> [WORK TO BE COMPLETED] Return every record below exactly as written, but leave out the pictures.

> [DATA ROWS]
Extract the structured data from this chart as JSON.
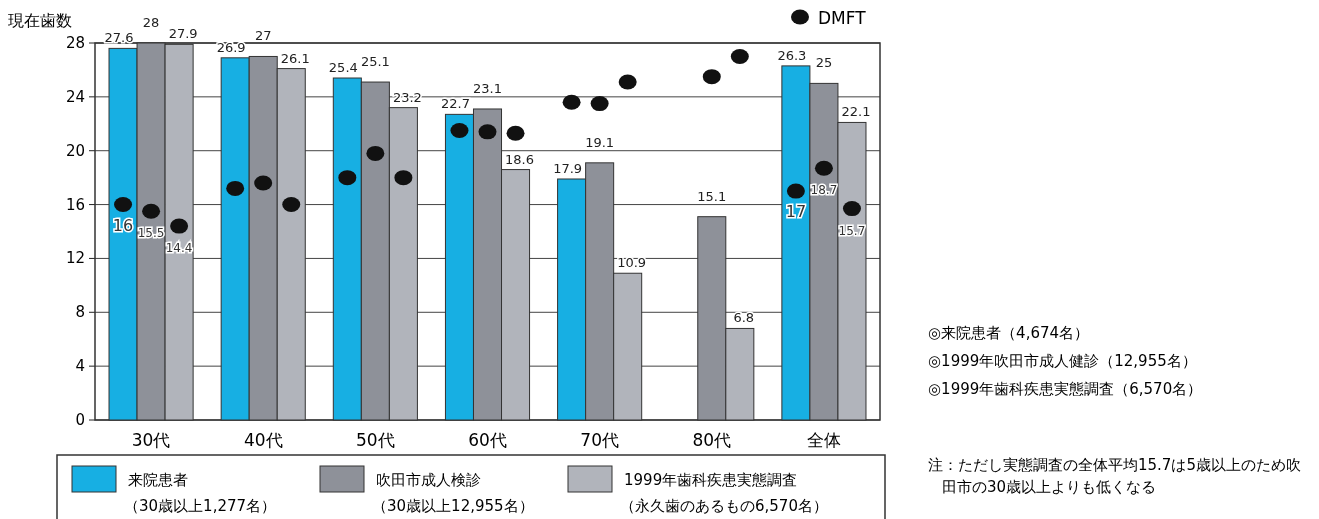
{
  "chart_data": {
    "type": "bar",
    "ylabel": "現在歯数",
    "categories": [
      "30代",
      "40代",
      "50代",
      "60代",
      "70代",
      "80代",
      "全体"
    ],
    "ylim": [
      0,
      28
    ],
    "yticks": [
      0,
      4,
      8,
      12,
      16,
      20,
      24,
      28
    ],
    "grid": "y",
    "legend": "bottom",
    "data_labels": true,
    "series": [
      {
        "name": "来院患者（30歳以上1,277名）",
        "color": "#17afe3",
        "values": [
          27.6,
          26.9,
          25.4,
          22.7,
          17.9,
          null,
          26.3
        ]
      },
      {
        "name": "吹田市成人検診（30歳以上12,955名）",
        "color": "#8e9199",
        "values": [
          28,
          27,
          25.1,
          23.1,
          19.1,
          15.1,
          25
        ]
      },
      {
        "name": "1999年歯科疾患実態調査（永久歯のあるもの6,570名）",
        "color": "#b1b4bb",
        "values": [
          27.9,
          26.1,
          23.2,
          18.6,
          10.9,
          6.8,
          22.1
        ]
      },
      {
        "type": "scatter",
        "name": "DMFT",
        "color": "#111111",
        "marker": "circle",
        "values": [
          16,
          17.2,
          18.0,
          21.5,
          23.6,
          null,
          17
        ],
        "value_labels": [
          "16",
          null,
          null,
          null,
          null,
          null,
          "17"
        ]
      },
      {
        "type": "scatter",
        "color": "#111111",
        "marker": "circle",
        "values": [
          15.5,
          17.6,
          19.8,
          21.4,
          23.5,
          25.5,
          18.7
        ],
        "value_labels": [
          "15.5",
          null,
          null,
          null,
          null,
          null,
          "18.7"
        ]
      },
      {
        "type": "scatter",
        "color": "#111111",
        "marker": "circle",
        "values": [
          14.4,
          16.0,
          18.0,
          21.3,
          25.1,
          27.0,
          15.7
        ],
        "value_labels": [
          "14.4",
          null,
          null,
          null,
          null,
          null,
          "15.7"
        ]
      }
    ],
    "annotations": [
      "◎来院患者（4,674名）",
      "◎1999年吹田市成人健診（12,955名）",
      "◎1999年歯科疾患実態調査（6,570名）",
      "注：ただし実態調査の全体平均15.7は5歳以上のため吹田市の30歳以上よりも低くなる"
    ]
  }
}
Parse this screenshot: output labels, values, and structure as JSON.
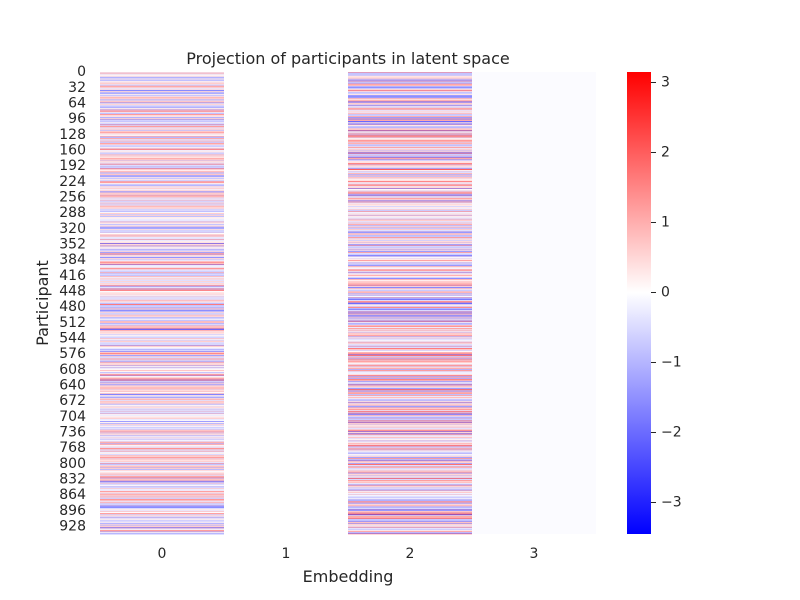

> [FINISHED ANSWER]
Extract the structured data from this chart as JSON.
{
  "chart_data": {
    "type": "bar",
    "ylabel": "現在歯数",
    "categories": [
      "30代",
      "40代",
      "50代",
      "60代",
      "70代",
      "80代",
      "全体"
    ],
    "ylim": [
      0,
      28
    ],
    "yticks": [
      0,
      4,
      8,
      12,
      16,
      20,
      24,
      28
    ],
    "grid": "y",
    "legend": "bottom",
    "data_labels": true,
    "series": [
      {
        "name": "来院患者（30歳以上1,277名）",
        "color": "#17afe3",
        "values": [
          27.6,
          26.9,
          25.4,
          22.7,
          17.9,
          null,
          26.3
        ]
      },
      {
        "name": "吹田市成人検診（30歳以上12,955名）",
        "color": "#8e9199",
        "values": [
          28,
          27,
          25.1,
          23.1,
          19.1,
          15.1,
          25
        ]
      },
      {
        "name": "1999年歯科疾患実態調査（永久歯のあるもの6,570名）",
        "color": "#b1b4bb",
        "values": [
          27.9,
          26.1,
          23.2,
          18.6,
          10.9,
          6.8,
          22.1
        ]
      },
      {
        "type": "scatter",
        "name": "DMFT",
        "color": "#111111",
        "marker": "circle",
        "values": [
          16,
          17.2,
          18.0,
          21.5,
          23.6,
          null,
          17
        ],
        "value_labels": [
          "16",
          null,
          null,
          null,
          null,
          null,
          "17"
        ]
      },
      {
        "type": "scatter",
        "color": "#111111",
        "marker": "circle",
        "values": [
          15.5,
          17.6,
          19.8,
          21.4,
          23.5,
          25.5,
          18.7
        ],
        "value_labels": [
          "15.5",
          null,
          null,
          null,
          null,
          null,
          "18.7"
        ]
      },
      {
        "type": "scatter",
        "color": "#111111",
        "marker": "circle",
        "values": [
          14.4,
          16.0,
          18.0,
          21.3,
          25.1,
          27.0,
          15.7
        ],
        "value_labels": [
          "14.4",
          null,
          null,
          null,
          null,
          null,
          "15.7"
        ]
      }
    ],
    "annotations": [
      "◎来院患者（4,674名）",
      "◎1999年吹田市成人健診（12,955名）",
      "◎1999年歯科疾患実態調査（6,570名）",
      "注：ただし実態調査の全体平均15.7は5歳以上のため吹田市の30歳以上よりも低くなる"
    ]
  }
}
Parse this screenshot: output labels, values, and structure as JSON.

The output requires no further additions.